→ **EXERCISE REQUIREMENTS**:
Your reply should be one number: the count of lines holding the word "MOIS".
......
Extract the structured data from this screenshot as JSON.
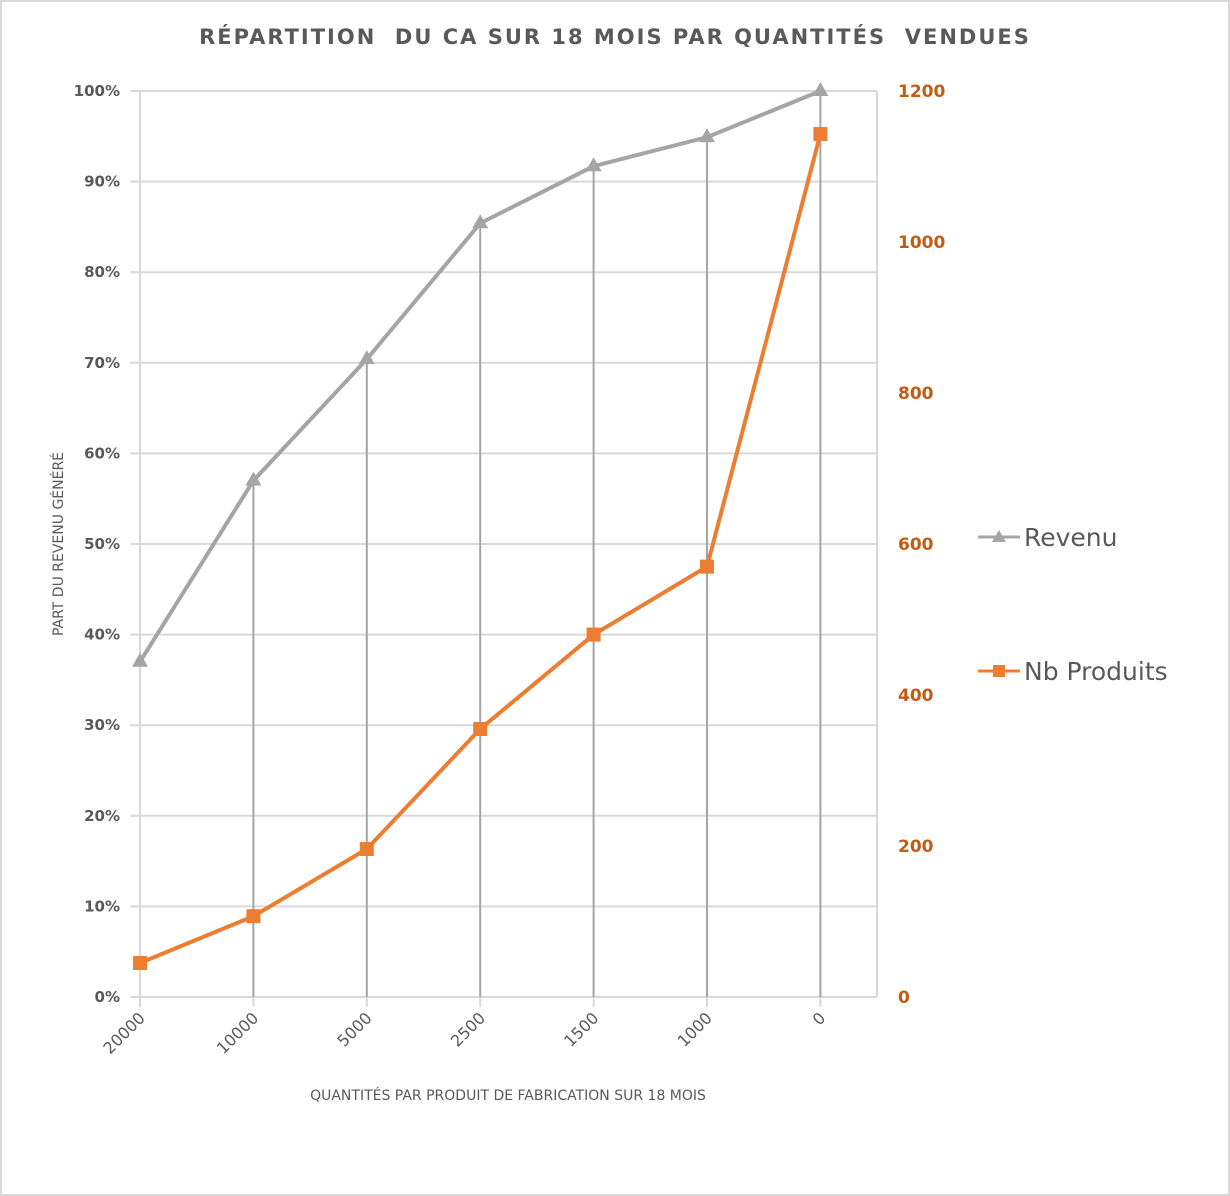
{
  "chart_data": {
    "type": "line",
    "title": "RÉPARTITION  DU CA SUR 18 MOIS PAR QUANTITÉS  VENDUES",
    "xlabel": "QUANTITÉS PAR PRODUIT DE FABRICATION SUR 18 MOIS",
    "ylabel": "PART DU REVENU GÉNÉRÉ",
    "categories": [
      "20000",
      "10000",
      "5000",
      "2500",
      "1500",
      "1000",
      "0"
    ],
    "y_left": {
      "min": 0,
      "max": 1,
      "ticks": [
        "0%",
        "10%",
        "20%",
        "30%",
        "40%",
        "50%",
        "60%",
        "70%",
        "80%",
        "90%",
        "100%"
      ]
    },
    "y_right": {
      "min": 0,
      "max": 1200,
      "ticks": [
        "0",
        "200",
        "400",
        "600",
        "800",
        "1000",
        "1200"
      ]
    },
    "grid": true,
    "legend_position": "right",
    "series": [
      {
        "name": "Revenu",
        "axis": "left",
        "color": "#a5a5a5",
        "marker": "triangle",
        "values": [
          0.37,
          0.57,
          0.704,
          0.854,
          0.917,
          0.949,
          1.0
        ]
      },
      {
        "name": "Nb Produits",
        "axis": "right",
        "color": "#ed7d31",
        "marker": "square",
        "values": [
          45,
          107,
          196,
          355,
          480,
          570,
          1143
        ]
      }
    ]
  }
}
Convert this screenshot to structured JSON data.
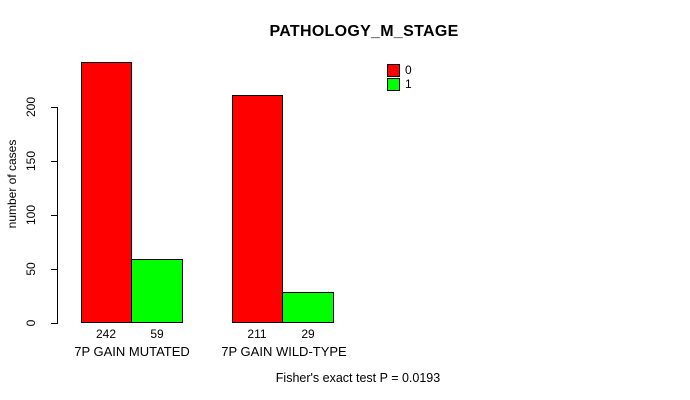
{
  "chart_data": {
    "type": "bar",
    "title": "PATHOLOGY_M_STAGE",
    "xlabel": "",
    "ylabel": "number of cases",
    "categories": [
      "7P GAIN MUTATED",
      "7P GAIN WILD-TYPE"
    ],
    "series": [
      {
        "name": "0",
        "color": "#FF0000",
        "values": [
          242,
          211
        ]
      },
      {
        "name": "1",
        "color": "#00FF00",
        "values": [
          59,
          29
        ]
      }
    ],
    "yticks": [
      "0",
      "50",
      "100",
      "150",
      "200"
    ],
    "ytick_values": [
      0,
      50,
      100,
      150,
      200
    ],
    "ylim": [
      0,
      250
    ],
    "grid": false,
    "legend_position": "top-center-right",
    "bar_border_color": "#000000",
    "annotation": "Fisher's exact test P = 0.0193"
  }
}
......
→ **ANSWER TO THE EXERCISE**:
2